>> start Data provided

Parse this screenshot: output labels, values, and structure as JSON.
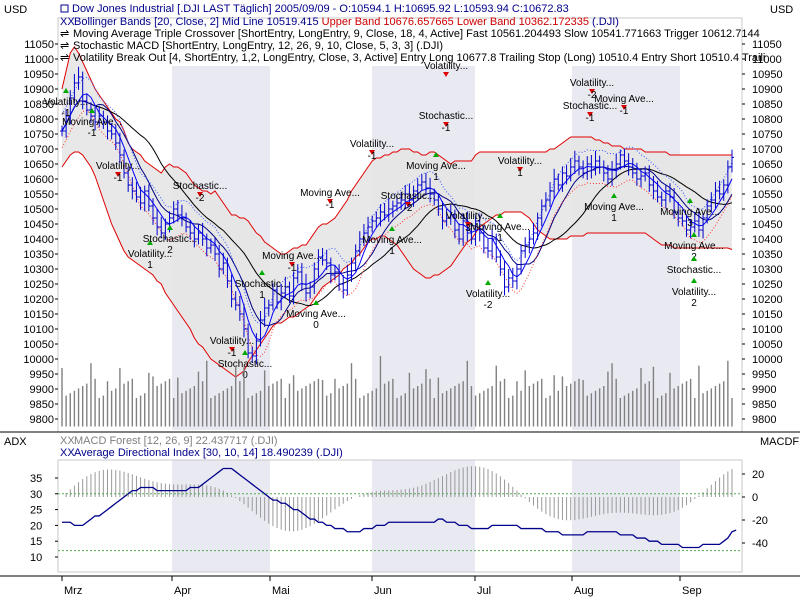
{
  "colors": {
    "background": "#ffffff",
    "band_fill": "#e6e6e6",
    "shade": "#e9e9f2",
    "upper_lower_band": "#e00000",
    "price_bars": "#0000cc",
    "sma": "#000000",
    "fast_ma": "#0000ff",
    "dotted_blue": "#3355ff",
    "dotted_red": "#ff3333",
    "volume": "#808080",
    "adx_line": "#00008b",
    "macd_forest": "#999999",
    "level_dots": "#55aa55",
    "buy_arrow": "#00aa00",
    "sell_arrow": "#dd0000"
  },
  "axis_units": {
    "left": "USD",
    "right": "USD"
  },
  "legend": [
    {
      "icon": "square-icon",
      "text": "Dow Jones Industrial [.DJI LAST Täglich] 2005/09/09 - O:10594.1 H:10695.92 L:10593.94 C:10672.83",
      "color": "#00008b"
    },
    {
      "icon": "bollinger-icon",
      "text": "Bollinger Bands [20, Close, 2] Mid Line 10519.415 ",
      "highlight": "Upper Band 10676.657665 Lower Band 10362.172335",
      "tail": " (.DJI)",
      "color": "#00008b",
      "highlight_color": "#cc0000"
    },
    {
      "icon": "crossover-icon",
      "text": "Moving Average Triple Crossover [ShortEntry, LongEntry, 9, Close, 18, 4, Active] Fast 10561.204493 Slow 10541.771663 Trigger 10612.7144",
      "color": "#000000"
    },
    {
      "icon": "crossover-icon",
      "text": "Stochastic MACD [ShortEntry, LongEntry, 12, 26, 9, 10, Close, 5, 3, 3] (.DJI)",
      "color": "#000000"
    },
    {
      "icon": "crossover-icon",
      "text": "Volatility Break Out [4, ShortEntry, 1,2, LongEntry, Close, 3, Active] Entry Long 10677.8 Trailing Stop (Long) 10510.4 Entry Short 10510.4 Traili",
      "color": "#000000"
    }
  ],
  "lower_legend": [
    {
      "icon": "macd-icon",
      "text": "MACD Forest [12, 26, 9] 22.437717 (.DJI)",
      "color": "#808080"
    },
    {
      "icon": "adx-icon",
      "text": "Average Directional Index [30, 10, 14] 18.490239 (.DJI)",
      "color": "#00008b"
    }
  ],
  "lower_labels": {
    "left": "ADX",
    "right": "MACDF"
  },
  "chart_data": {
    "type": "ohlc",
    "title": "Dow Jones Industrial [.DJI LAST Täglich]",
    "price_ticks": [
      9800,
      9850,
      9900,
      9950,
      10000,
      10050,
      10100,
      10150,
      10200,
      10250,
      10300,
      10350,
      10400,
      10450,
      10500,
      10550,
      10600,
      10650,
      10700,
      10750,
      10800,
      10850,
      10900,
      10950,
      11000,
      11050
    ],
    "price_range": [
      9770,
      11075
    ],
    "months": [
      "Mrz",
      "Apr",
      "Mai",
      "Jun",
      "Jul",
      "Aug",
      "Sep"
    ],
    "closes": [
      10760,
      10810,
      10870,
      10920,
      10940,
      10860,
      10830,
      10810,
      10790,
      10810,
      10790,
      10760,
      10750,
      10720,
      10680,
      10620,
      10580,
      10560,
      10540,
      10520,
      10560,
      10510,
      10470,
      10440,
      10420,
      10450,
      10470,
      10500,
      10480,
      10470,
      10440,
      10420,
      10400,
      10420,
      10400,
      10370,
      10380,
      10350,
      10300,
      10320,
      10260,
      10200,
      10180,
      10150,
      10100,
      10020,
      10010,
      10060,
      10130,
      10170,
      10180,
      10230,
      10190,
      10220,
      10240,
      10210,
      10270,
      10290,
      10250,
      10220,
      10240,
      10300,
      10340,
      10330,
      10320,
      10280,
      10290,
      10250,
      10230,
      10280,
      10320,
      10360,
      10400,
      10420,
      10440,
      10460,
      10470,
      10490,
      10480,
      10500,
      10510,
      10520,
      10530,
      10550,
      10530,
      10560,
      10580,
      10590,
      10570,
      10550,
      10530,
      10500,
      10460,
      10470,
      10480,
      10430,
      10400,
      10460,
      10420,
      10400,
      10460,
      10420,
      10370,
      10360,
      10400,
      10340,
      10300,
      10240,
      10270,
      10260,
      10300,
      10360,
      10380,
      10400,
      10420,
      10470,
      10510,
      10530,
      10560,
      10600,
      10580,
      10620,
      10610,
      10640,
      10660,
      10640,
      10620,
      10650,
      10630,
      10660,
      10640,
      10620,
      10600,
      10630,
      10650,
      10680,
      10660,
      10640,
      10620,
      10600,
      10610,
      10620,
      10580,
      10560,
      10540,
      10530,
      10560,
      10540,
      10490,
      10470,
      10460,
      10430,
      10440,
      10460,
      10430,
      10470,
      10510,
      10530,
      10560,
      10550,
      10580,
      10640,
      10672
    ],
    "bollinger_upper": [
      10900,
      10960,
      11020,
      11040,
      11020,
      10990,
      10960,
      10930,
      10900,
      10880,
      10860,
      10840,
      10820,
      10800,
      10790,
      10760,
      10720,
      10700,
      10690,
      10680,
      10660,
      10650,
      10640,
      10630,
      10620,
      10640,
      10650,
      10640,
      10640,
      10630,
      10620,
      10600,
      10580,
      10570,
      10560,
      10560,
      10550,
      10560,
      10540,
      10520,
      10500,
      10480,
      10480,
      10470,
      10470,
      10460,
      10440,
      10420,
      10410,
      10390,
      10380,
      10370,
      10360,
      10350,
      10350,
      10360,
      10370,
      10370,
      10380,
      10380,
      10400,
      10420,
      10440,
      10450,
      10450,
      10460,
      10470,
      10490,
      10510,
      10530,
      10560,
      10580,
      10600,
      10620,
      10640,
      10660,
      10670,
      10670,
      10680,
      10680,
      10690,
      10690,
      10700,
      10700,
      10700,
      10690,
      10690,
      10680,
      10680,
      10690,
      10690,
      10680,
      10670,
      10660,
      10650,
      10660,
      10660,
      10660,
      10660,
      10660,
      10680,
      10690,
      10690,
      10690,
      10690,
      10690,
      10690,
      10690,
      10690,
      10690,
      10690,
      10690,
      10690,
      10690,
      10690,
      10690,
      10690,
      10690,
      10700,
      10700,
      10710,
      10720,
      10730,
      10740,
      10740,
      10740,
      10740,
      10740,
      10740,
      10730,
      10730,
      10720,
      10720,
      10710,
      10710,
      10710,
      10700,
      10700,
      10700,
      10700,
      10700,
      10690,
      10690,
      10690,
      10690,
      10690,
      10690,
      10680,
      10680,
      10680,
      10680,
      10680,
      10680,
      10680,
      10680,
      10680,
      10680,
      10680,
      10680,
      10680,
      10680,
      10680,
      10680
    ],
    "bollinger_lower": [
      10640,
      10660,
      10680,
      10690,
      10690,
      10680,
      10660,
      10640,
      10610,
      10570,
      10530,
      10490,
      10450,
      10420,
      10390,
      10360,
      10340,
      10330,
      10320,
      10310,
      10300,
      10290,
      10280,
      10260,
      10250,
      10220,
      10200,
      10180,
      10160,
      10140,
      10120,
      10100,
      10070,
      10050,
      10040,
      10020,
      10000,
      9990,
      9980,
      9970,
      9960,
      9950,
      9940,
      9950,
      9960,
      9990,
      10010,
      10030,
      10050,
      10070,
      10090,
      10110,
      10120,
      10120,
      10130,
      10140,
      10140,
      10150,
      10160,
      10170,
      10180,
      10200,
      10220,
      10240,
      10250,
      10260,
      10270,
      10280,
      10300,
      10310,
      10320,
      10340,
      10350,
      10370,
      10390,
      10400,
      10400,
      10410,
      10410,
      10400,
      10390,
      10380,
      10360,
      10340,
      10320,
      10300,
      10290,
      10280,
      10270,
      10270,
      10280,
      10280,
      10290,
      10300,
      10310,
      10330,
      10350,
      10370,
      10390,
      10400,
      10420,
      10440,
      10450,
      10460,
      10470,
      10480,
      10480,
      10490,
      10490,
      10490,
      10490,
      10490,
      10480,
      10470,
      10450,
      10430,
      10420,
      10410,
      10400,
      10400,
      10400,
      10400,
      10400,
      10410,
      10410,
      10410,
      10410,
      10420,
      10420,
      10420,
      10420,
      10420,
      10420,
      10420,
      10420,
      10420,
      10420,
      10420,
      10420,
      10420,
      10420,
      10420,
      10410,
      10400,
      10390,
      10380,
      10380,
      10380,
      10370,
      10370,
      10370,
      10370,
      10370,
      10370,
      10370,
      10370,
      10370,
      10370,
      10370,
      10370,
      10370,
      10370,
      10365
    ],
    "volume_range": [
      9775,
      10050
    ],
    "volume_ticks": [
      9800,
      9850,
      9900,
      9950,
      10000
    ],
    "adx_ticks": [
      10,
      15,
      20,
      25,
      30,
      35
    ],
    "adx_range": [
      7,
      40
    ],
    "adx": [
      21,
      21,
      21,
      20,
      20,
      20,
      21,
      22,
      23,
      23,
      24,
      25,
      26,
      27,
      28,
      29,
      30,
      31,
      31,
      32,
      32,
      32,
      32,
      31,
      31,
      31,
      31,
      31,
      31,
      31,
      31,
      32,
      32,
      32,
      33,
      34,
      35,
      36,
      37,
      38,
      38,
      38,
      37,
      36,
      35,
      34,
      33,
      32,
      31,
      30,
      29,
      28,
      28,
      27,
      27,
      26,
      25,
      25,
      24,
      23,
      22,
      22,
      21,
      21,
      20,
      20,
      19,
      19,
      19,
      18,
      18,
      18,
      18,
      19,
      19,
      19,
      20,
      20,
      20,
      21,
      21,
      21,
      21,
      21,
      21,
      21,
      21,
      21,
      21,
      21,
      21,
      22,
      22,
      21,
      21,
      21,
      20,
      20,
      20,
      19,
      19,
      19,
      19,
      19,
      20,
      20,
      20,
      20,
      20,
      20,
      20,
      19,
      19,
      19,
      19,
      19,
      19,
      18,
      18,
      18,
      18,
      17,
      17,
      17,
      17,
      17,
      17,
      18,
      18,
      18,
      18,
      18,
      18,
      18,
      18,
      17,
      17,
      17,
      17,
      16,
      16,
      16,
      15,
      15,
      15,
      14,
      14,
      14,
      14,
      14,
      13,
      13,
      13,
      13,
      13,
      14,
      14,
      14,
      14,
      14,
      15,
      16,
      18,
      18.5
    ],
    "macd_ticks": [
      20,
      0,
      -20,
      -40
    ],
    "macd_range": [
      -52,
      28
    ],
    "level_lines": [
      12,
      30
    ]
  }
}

>> end Data provided

- [The task] Search the entries for "LAST" and copy out each line that has it.

- [Completed task]
      "text": "Dow Jones Industrial [.DJI LAST Täglich] 2005/09/09 - O:10594.1 H:10695.92 L:10593.94 C:10672.83",
    "title": "Dow Jones Industrial [.DJI LAST Täglich]",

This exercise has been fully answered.